Chart and figure data:
__________
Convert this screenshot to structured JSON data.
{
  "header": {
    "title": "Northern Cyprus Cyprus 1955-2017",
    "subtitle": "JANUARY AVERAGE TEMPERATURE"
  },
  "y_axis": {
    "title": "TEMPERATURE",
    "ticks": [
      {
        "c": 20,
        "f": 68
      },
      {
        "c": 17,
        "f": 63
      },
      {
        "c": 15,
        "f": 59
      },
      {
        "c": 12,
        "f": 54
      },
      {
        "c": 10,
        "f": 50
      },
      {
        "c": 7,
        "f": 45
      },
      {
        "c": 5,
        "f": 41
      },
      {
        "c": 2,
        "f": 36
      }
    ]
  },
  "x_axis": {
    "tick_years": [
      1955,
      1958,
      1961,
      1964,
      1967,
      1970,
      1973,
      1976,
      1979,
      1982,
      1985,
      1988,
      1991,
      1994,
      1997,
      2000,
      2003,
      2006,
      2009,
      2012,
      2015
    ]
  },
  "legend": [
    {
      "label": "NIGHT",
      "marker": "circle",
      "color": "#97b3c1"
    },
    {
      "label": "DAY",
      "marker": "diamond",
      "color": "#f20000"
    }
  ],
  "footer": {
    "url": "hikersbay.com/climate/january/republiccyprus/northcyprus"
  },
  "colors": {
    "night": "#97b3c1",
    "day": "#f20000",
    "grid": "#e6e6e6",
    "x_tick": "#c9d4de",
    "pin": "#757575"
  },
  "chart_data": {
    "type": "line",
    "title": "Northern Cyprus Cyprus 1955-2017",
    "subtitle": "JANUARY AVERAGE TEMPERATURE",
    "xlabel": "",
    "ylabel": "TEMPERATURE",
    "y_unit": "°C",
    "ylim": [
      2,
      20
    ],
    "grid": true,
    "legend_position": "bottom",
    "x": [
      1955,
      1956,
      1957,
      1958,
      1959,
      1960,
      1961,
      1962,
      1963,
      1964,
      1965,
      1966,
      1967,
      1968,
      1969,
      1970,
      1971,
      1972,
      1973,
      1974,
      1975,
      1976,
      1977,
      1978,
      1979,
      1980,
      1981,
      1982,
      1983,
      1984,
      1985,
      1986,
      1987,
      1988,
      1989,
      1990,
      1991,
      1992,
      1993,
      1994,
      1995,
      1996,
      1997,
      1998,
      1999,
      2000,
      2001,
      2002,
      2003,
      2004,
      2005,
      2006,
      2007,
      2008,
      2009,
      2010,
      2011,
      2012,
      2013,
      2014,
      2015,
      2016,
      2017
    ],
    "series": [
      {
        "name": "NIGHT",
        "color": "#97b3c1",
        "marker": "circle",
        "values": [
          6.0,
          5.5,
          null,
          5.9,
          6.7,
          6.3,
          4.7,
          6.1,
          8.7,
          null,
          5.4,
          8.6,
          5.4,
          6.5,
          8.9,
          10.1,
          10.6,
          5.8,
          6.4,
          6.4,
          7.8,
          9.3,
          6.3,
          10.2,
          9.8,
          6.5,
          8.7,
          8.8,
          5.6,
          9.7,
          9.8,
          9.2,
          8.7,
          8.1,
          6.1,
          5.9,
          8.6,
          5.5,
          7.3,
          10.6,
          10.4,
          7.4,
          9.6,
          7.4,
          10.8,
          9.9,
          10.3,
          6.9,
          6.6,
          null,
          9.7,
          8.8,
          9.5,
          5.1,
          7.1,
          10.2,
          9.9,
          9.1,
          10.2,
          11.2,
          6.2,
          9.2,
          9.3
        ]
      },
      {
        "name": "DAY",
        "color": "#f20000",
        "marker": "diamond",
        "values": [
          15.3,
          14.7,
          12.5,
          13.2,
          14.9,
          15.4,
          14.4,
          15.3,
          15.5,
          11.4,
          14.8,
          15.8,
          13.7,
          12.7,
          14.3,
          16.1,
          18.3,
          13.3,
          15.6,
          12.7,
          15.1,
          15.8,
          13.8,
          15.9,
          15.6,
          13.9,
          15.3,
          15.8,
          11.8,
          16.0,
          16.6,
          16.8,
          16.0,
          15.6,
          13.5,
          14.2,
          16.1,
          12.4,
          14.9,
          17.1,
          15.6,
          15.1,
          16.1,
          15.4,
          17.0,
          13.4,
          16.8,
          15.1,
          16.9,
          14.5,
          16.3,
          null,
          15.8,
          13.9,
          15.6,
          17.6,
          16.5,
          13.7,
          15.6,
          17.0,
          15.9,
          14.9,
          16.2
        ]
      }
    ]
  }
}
__________
#### [Task to carry out]
Make an exact copy of every entry.

#### [Exercise response]
Convert this screenshot to structured JSON data.
{
  "header": {
    "title": "Northern Cyprus Cyprus 1955-2017",
    "subtitle": "JANUARY AVERAGE TEMPERATURE"
  },
  "y_axis": {
    "title": "TEMPERATURE",
    "ticks": [
      {
        "c": 20,
        "f": 68
      },
      {
        "c": 17,
        "f": 63
      },
      {
        "c": 15,
        "f": 59
      },
      {
        "c": 12,
        "f": 54
      },
      {
        "c": 10,
        "f": 50
      },
      {
        "c": 7,
        "f": 45
      },
      {
        "c": 5,
        "f": 41
      },
      {
        "c": 2,
        "f": 36
      }
    ]
  },
  "x_axis": {
    "tick_years": [
      1955,
      1958,
      1961,
      1964,
      1967,
      1970,
      1973,
      1976,
      1979,
      1982,
      1985,
      1988,
      1991,
      1994,
      1997,
      2000,
      2003,
      2006,
      2009,
      2012,
      2015
    ]
  },
  "legend": [
    {
      "label": "NIGHT",
      "marker": "circle",
      "color": "#97b3c1"
    },
    {
      "label": "DAY",
      "marker": "diamond",
      "color": "#f20000"
    }
  ],
  "footer": {
    "url": "hikersbay.com/climate/january/republiccyprus/northcyprus"
  },
  "colors": {
    "night": "#97b3c1",
    "day": "#f20000",
    "grid": "#e6e6e6",
    "x_tick": "#c9d4de",
    "pin": "#757575"
  },
  "chart_data": {
    "type": "line",
    "title": "Northern Cyprus Cyprus 1955-2017",
    "subtitle": "JANUARY AVERAGE TEMPERATURE",
    "xlabel": "",
    "ylabel": "TEMPERATURE",
    "y_unit": "°C",
    "ylim": [
      2,
      20
    ],
    "grid": true,
    "legend_position": "bottom",
    "x": [
      1955,
      1956,
      1957,
      1958,
      1959,
      1960,
      1961,
      1962,
      1963,
      1964,
      1965,
      1966,
      1967,
      1968,
      1969,
      1970,
      1971,
      1972,
      1973,
      1974,
      1975,
      1976,
      1977,
      1978,
      1979,
      1980,
      1981,
      1982,
      1983,
      1984,
      1985,
      1986,
      1987,
      1988,
      1989,
      1990,
      1991,
      1992,
      1993,
      1994,
      1995,
      1996,
      1997,
      1998,
      1999,
      2000,
      2001,
      2002,
      2003,
      2004,
      2005,
      2006,
      2007,
      2008,
      2009,
      2010,
      2011,
      2012,
      2013,
      2014,
      2015,
      2016,
      2017
    ],
    "series": [
      {
        "name": "NIGHT",
        "color": "#97b3c1",
        "marker": "circle",
        "values": [
          6.0,
          5.5,
          null,
          5.9,
          6.7,
          6.3,
          4.7,
          6.1,
          8.7,
          null,
          5.4,
          8.6,
          5.4,
          6.5,
          8.9,
          10.1,
          10.6,
          5.8,
          6.4,
          6.4,
          7.8,
          9.3,
          6.3,
          10.2,
          9.8,
          6.5,
          8.7,
          8.8,
          5.6,
          9.7,
          9.8,
          9.2,
          8.7,
          8.1,
          6.1,
          5.9,
          8.6,
          5.5,
          7.3,
          10.6,
          10.4,
          7.4,
          9.6,
          7.4,
          10.8,
          9.9,
          10.3,
          6.9,
          6.6,
          null,
          9.7,
          8.8,
          9.5,
          5.1,
          7.1,
          10.2,
          9.9,
          9.1,
          10.2,
          11.2,
          6.2,
          9.2,
          9.3
        ]
      },
      {
        "name": "DAY",
        "color": "#f20000",
        "marker": "diamond",
        "values": [
          15.3,
          14.7,
          12.5,
          13.2,
          14.9,
          15.4,
          14.4,
          15.3,
          15.5,
          11.4,
          14.8,
          15.8,
          13.7,
          12.7,
          14.3,
          16.1,
          18.3,
          13.3,
          15.6,
          12.7,
          15.1,
          15.8,
          13.8,
          15.9,
          15.6,
          13.9,
          15.3,
          15.8,
          11.8,
          16.0,
          16.6,
          16.8,
          16.0,
          15.6,
          13.5,
          14.2,
          16.1,
          12.4,
          14.9,
          17.1,
          15.6,
          15.1,
          16.1,
          15.4,
          17.0,
          13.4,
          16.8,
          15.1,
          16.9,
          14.5,
          16.3,
          null,
          15.8,
          13.9,
          15.6,
          17.6,
          16.5,
          13.7,
          15.6,
          17.0,
          15.9,
          14.9,
          16.2
        ]
      }
    ]
  }
}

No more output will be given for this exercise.